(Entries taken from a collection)
.....

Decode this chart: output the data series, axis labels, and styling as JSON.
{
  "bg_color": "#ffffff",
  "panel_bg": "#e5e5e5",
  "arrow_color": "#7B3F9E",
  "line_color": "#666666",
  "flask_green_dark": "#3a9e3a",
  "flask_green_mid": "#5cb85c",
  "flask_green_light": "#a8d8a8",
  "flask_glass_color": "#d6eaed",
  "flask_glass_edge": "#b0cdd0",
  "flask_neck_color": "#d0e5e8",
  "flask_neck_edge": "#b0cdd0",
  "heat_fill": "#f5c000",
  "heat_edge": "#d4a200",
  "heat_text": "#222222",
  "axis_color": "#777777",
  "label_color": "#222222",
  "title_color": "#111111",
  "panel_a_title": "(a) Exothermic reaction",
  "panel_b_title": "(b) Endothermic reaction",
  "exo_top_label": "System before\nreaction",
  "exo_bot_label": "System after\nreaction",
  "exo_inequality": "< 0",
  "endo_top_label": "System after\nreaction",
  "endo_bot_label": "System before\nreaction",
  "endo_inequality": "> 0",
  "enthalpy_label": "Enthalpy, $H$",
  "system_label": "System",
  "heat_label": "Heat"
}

.....

— WHAT TO WORK ON —
Go through the entries and repeat each one exactly.

— FULL SOLUTION —
Decode this chart: output the data series, axis labels, and styling as JSON.
{
  "bg_color": "#ffffff",
  "panel_bg": "#e5e5e5",
  "arrow_color": "#7B3F9E",
  "line_color": "#666666",
  "flask_green_dark": "#3a9e3a",
  "flask_green_mid": "#5cb85c",
  "flask_green_light": "#a8d8a8",
  "flask_glass_color": "#d6eaed",
  "flask_glass_edge": "#b0cdd0",
  "flask_neck_color": "#d0e5e8",
  "flask_neck_edge": "#b0cdd0",
  "heat_fill": "#f5c000",
  "heat_edge": "#d4a200",
  "heat_text": "#222222",
  "axis_color": "#777777",
  "label_color": "#222222",
  "title_color": "#111111",
  "panel_a_title": "(a) Exothermic reaction",
  "panel_b_title": "(b) Endothermic reaction",
  "exo_top_label": "System before\nreaction",
  "exo_bot_label": "System after\nreaction",
  "exo_inequality": "< 0",
  "endo_top_label": "System after\nreaction",
  "endo_bot_label": "System before\nreaction",
  "endo_inequality": "> 0",
  "enthalpy_label": "Enthalpy, $H$",
  "system_label": "System",
  "heat_label": "Heat"
}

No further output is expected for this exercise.